**TAREA A REALIZAR:** Transcribe sin ningún cambio las líneas de las entradas, comenzando por la primera y terminando en la línea que contiene "346, 137, 368]". Incluye ambos extremos.

>>>>

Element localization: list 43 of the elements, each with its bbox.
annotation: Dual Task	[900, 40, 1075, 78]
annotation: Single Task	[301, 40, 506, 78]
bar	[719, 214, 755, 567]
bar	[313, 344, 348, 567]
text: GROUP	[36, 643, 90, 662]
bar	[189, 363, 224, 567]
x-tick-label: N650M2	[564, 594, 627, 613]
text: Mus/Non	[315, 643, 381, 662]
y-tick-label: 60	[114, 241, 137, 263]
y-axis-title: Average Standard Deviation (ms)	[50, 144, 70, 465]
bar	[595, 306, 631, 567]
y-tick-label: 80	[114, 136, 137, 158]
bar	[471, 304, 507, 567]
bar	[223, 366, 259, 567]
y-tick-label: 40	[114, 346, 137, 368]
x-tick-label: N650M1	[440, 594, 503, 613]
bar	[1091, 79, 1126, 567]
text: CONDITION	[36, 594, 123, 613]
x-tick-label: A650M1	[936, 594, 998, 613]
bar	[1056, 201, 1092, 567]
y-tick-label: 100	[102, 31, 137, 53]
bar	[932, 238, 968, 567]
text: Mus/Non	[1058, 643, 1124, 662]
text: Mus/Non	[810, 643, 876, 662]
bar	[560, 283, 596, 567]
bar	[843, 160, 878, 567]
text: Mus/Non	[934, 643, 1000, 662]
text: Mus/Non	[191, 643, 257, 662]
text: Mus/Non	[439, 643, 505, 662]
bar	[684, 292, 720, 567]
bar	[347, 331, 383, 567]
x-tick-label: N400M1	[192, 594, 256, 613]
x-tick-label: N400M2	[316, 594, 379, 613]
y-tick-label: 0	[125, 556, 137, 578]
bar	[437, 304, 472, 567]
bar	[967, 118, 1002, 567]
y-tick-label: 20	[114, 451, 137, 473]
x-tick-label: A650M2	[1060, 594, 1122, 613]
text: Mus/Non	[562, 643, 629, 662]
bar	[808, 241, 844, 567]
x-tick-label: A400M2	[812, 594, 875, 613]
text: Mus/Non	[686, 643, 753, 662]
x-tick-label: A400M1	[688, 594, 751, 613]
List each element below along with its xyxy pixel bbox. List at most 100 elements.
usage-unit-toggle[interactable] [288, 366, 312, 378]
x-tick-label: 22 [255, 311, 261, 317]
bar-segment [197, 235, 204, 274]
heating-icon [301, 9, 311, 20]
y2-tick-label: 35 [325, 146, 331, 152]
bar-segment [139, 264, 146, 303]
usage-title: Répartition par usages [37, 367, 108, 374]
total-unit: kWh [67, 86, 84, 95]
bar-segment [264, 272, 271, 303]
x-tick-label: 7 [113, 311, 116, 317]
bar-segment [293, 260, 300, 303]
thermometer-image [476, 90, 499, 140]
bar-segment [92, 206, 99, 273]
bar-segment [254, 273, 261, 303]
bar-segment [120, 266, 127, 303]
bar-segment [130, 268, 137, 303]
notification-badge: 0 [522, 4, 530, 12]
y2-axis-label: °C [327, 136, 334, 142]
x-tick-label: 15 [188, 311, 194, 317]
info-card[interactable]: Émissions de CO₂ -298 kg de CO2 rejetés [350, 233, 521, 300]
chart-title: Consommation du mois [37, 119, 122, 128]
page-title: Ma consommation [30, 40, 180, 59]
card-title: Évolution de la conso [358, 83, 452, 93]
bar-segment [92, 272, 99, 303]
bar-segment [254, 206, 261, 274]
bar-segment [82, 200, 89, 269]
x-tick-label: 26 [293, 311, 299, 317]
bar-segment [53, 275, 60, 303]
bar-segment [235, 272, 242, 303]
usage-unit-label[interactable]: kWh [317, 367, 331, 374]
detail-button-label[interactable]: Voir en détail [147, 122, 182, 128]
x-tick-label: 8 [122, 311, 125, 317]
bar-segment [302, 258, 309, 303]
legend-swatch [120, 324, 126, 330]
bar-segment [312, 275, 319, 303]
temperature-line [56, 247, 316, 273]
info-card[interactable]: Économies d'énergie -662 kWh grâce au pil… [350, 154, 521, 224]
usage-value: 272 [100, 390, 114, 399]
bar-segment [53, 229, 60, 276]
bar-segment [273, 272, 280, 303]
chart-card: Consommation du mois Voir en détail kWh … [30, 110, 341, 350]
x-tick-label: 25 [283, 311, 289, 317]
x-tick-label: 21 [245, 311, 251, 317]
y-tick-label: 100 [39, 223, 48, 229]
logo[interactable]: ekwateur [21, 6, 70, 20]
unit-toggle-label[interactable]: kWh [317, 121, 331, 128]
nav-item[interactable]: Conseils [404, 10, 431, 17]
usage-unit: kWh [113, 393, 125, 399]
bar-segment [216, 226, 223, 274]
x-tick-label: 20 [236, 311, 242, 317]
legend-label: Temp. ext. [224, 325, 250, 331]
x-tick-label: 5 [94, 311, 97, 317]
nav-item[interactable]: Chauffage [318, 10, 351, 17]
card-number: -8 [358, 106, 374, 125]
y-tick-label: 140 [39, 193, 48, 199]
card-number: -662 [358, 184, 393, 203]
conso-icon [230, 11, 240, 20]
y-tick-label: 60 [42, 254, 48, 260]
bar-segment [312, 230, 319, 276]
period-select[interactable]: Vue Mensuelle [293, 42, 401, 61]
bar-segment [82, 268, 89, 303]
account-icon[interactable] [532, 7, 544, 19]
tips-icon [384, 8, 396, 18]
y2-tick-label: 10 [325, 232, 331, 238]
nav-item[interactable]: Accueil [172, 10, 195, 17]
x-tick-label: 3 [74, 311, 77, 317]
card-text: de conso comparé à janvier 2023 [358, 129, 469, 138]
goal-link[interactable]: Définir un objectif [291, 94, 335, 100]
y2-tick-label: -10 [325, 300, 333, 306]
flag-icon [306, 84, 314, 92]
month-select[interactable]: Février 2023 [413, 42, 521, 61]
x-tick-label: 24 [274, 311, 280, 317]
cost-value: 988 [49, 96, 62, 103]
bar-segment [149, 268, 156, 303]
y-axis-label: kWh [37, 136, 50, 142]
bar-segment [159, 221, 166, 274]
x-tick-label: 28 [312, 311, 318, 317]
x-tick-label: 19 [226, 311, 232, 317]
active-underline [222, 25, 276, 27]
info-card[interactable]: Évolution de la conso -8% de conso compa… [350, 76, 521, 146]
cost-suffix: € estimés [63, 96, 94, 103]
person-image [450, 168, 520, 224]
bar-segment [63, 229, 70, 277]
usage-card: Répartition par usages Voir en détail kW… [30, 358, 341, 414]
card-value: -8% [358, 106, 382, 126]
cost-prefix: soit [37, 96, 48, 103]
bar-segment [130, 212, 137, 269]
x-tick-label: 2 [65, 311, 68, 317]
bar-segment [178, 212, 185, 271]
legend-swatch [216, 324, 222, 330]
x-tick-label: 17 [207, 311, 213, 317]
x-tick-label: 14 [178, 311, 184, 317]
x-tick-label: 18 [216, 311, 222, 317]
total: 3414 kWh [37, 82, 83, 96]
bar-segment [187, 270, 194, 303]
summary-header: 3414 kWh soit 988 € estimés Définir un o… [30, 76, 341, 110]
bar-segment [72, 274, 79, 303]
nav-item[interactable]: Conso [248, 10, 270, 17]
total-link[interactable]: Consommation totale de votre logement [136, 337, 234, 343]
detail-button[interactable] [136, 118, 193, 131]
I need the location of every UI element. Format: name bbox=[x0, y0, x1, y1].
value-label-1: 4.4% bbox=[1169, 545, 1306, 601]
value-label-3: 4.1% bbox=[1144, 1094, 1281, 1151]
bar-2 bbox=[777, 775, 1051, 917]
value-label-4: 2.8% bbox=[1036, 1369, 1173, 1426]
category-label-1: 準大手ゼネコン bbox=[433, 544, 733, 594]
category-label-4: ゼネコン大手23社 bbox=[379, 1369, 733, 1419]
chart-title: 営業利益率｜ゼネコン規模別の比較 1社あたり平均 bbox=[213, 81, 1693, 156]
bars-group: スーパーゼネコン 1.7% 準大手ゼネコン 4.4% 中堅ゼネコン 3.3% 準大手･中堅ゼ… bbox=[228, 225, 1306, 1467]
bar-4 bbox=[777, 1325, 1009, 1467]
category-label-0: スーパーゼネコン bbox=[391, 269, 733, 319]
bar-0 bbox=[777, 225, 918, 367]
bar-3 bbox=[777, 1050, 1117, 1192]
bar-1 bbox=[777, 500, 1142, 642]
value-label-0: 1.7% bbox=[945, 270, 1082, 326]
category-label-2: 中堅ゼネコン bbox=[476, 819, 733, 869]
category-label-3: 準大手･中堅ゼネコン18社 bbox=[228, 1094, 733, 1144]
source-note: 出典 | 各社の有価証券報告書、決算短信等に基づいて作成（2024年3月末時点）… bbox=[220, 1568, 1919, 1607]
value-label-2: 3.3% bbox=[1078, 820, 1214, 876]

<<<<

**RESPUESTA ESCRITA:**
Element localization: list 43 of the elements, each with its bbox.
annotation: Dual Task	[900, 40, 1075, 78]
annotation: Single Task	[301, 40, 506, 78]
bar	[719, 214, 755, 567]
bar	[313, 344, 348, 567]
text: GROUP	[36, 643, 90, 662]
bar	[189, 363, 224, 567]
x-tick-label: N650M2	[564, 594, 627, 613]
text: Mus/Non	[315, 643, 381, 662]
y-tick-label: 60	[114, 241, 137, 263]
y-axis-title: Average Standard Deviation (ms)	[50, 144, 70, 465]
bar	[595, 306, 631, 567]
y-tick-label: 80	[114, 136, 137, 158]
bar	[471, 304, 507, 567]
bar	[223, 366, 259, 567]
y-tick-label: 40	[114, 346, 137, 368]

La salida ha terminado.